### AIM
Look through the material below. Copy each line that contains the string "count".
★ ★ ★ ★ ★
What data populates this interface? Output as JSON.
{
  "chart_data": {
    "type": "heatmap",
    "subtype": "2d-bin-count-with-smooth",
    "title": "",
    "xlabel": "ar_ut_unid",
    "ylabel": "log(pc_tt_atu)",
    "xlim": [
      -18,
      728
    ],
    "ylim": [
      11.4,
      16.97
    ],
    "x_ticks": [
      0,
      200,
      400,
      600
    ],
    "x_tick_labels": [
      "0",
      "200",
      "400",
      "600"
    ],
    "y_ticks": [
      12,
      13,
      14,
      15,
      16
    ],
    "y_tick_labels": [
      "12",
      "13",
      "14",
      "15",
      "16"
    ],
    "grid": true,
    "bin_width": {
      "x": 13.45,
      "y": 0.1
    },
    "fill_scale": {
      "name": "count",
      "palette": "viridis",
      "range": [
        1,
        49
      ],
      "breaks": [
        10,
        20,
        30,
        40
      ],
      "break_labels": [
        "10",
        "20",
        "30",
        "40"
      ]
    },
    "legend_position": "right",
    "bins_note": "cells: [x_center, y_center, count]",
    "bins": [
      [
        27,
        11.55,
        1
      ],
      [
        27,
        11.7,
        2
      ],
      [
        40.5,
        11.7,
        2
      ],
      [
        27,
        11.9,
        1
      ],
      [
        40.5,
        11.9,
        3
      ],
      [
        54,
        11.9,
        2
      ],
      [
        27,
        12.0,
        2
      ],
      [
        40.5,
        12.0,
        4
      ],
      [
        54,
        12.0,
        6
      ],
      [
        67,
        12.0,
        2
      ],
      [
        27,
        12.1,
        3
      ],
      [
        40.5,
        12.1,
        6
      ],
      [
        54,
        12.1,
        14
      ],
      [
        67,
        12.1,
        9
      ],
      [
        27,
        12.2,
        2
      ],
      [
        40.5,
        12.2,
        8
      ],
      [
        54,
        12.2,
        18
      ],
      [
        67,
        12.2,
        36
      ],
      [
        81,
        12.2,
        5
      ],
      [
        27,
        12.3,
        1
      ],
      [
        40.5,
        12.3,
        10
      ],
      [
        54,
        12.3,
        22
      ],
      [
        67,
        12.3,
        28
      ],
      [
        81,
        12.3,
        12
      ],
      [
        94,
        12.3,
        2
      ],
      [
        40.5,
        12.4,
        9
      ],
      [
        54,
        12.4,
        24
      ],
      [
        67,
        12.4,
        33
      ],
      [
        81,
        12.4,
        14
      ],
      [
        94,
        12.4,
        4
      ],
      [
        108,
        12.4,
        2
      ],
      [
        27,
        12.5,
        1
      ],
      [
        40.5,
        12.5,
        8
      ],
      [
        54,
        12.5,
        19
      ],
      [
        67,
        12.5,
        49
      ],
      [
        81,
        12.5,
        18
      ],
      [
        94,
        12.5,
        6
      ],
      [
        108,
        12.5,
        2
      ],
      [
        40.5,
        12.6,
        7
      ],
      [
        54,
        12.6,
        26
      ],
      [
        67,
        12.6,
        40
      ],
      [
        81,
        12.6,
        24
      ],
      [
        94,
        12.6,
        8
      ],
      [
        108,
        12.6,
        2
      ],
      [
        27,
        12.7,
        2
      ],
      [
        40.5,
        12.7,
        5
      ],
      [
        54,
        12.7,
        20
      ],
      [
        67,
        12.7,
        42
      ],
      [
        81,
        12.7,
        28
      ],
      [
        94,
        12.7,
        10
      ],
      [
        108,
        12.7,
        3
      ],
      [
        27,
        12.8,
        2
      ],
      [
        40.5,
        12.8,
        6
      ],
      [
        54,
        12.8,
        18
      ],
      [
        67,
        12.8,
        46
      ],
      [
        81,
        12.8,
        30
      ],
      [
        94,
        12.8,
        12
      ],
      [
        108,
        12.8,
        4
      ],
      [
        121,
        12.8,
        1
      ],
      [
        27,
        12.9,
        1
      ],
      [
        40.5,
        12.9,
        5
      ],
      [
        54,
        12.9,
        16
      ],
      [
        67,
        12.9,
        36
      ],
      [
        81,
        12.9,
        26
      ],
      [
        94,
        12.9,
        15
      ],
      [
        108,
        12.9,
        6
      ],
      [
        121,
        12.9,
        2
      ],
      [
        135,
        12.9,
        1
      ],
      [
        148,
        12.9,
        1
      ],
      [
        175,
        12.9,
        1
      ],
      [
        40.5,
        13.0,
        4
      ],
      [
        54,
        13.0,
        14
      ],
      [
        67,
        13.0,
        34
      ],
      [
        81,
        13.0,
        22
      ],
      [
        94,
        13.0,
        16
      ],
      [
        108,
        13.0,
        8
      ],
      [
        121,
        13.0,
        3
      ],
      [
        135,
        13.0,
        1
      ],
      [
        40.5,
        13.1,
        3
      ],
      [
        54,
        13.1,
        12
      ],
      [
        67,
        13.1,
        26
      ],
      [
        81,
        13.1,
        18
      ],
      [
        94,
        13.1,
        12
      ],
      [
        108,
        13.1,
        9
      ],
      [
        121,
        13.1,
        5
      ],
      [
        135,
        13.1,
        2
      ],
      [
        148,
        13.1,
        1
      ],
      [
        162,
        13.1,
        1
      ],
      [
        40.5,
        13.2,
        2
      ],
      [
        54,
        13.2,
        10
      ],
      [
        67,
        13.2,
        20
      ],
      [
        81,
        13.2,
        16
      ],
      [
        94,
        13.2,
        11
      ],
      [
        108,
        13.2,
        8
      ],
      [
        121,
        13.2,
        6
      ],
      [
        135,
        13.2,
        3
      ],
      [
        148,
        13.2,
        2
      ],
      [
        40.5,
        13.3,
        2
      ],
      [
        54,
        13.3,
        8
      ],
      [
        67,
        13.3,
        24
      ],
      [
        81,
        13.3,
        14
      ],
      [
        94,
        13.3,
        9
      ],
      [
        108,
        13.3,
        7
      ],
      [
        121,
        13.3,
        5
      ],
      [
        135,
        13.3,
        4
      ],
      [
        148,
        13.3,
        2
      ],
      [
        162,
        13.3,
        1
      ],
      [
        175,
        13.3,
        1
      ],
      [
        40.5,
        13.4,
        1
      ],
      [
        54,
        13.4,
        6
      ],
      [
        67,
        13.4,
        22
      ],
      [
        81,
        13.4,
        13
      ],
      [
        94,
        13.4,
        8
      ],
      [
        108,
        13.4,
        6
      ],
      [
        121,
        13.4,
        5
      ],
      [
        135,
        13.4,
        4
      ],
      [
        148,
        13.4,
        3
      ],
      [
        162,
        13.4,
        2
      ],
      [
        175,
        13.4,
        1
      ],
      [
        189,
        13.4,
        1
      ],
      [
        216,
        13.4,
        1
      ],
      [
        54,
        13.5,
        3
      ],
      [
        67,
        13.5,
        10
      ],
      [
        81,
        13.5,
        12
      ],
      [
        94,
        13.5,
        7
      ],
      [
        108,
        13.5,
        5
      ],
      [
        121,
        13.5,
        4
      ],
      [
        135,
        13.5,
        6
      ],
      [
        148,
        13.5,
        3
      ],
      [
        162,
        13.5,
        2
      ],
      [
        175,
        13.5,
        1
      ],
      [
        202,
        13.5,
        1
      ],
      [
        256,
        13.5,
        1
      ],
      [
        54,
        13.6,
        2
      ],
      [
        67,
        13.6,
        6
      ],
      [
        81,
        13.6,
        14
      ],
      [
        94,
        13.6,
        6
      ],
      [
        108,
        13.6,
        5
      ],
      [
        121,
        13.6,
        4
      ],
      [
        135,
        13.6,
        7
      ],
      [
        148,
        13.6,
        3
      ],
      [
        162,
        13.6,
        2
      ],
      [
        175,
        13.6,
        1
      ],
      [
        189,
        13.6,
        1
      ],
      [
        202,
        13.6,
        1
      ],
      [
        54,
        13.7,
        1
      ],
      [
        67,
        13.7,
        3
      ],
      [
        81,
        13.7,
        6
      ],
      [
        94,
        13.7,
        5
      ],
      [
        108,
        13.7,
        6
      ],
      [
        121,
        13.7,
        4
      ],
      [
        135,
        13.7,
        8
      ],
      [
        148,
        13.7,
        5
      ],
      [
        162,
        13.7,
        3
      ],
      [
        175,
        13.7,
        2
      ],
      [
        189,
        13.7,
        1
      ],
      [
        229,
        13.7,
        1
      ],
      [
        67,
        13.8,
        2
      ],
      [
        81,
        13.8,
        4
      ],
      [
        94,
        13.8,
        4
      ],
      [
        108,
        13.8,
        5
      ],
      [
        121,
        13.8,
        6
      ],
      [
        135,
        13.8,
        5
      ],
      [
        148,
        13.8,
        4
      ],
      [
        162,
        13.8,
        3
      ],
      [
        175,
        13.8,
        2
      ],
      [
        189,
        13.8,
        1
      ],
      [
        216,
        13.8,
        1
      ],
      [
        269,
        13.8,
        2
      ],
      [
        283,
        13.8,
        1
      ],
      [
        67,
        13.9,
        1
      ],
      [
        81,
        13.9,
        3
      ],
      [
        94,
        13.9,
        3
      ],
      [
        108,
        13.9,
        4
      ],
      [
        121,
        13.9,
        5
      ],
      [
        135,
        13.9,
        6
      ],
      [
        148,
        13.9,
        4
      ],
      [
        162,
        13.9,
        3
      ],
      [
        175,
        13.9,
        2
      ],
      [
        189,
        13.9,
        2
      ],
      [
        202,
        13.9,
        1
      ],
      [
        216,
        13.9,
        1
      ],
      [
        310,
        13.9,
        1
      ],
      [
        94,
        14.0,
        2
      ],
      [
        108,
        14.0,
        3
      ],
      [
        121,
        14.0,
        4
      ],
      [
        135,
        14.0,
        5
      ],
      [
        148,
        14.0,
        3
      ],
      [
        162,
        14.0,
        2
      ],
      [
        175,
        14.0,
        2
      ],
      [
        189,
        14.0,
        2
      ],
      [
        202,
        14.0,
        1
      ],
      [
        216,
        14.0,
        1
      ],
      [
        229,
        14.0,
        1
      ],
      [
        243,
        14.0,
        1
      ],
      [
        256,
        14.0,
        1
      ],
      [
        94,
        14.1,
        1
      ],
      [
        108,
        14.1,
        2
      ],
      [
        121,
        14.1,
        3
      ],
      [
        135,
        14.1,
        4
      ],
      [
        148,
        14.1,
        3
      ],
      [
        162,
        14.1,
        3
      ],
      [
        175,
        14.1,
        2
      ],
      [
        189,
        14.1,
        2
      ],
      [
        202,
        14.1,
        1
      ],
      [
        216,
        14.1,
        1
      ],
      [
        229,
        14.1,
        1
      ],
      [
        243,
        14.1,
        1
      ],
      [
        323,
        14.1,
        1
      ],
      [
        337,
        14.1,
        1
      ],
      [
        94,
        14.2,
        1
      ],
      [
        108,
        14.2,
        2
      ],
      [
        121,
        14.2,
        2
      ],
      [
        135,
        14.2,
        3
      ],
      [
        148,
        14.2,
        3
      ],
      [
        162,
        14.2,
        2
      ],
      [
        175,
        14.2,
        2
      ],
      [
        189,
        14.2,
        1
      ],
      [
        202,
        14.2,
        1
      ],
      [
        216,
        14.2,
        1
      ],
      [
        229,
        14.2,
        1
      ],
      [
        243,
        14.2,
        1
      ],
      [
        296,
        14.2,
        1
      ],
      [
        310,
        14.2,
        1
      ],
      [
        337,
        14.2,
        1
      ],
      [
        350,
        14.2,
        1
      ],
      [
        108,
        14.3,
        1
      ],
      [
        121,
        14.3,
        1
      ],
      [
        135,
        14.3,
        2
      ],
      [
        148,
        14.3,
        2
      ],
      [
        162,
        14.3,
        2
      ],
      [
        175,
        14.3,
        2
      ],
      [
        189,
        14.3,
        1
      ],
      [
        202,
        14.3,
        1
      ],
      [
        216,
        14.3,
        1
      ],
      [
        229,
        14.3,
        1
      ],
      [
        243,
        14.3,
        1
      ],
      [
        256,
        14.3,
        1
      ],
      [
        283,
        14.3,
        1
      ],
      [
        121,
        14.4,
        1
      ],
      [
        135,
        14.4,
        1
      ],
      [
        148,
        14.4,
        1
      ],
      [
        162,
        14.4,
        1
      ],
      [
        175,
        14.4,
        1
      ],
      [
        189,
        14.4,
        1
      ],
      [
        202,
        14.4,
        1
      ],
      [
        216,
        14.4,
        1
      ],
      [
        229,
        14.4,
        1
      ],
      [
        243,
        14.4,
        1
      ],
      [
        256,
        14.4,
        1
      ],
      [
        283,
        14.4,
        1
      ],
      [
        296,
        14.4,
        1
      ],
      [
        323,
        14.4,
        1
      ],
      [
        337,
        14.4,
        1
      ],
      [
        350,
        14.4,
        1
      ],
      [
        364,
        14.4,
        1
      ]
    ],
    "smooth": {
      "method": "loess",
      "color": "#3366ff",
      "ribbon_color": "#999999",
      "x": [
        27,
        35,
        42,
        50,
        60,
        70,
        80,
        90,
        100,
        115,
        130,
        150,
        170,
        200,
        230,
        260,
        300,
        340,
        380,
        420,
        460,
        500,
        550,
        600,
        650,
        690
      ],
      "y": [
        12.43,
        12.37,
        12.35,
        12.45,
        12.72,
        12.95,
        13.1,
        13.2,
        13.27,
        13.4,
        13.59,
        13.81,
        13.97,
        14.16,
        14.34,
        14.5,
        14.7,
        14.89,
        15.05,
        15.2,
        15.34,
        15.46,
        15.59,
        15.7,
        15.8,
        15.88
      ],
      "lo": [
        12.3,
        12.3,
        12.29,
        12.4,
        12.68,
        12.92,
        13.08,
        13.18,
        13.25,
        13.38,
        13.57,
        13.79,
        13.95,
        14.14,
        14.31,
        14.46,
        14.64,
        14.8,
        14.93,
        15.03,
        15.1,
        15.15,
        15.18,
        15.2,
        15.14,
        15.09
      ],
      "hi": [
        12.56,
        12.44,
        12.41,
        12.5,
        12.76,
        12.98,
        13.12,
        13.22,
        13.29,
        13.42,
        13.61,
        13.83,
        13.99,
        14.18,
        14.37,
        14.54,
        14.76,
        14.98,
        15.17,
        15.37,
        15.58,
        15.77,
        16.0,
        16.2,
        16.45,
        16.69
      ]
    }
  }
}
★ ★ ★ ★ ★
### RIGHT ANSWER
    "subtype": "2d-bin-count-with-smooth",
      "name": "count",
    "bins_note": "cells: [x_center, y_center, count]",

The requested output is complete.